--- RECORDS TO USE ---
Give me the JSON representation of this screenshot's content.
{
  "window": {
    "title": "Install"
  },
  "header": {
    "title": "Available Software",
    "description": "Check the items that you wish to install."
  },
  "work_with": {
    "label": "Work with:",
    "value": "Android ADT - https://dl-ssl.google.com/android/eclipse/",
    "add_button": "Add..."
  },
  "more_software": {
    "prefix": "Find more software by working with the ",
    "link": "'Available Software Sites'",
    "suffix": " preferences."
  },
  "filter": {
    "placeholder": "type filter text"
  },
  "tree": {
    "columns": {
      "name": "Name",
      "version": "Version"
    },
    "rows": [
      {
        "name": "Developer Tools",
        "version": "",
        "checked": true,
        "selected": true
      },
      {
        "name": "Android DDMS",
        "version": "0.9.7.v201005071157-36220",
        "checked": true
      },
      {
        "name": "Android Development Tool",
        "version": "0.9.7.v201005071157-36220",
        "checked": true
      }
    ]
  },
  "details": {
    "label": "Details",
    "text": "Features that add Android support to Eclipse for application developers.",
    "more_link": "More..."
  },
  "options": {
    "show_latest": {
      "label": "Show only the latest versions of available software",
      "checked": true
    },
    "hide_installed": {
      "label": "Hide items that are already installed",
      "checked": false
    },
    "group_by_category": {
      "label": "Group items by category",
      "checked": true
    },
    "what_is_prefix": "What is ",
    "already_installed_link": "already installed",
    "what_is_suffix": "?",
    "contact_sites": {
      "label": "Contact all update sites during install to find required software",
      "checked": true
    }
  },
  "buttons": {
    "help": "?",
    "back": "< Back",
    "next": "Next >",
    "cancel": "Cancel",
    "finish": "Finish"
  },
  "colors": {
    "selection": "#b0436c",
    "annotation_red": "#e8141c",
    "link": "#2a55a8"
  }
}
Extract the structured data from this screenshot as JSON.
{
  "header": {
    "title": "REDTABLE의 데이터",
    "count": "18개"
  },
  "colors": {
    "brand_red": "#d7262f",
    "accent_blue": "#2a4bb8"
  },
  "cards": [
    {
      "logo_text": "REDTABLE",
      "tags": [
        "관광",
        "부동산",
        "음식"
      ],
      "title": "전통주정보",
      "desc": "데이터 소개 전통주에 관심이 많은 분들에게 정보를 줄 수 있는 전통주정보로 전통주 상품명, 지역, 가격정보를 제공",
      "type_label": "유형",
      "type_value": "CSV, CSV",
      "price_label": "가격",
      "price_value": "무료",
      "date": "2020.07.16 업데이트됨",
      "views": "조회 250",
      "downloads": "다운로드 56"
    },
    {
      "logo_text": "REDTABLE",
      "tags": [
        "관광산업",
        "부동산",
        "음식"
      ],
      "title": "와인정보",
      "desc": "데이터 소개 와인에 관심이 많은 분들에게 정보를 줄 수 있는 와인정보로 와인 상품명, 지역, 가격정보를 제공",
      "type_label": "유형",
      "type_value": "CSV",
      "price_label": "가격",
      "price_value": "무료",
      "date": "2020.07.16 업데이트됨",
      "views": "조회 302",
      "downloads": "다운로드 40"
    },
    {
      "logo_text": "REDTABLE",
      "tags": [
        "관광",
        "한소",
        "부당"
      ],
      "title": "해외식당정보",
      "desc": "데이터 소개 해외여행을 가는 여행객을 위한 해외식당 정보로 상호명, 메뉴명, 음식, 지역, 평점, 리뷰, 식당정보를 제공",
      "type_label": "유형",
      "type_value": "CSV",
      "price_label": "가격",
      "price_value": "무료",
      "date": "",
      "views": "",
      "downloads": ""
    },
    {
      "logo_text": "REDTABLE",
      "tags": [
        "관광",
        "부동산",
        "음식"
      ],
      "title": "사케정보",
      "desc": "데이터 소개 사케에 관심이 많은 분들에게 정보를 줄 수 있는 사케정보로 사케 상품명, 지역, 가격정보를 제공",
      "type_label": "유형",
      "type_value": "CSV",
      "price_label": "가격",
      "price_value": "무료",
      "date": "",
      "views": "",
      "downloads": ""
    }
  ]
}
---
Filter lines by "가격정보를" and return each hit.

• ANSWER TO THIS EXERCISE
      "desc": "데이터 소개 전통주에 관심이 많은 분들에게 정보를 줄 수 있는 전통주정보로 전통주 상품명, 지역, 가격정보를 제공",
      "desc": "데이터 소개 와인에 관심이 많은 분들에게 정보를 줄 수 있는 와인정보로 와인 상품명, 지역, 가격정보를 제공",
      "desc": "데이터 소개 사케에 관심이 많은 분들에게 정보를 줄 수 있는 사케정보로 사케 상품명, 지역, 가격정보를 제공",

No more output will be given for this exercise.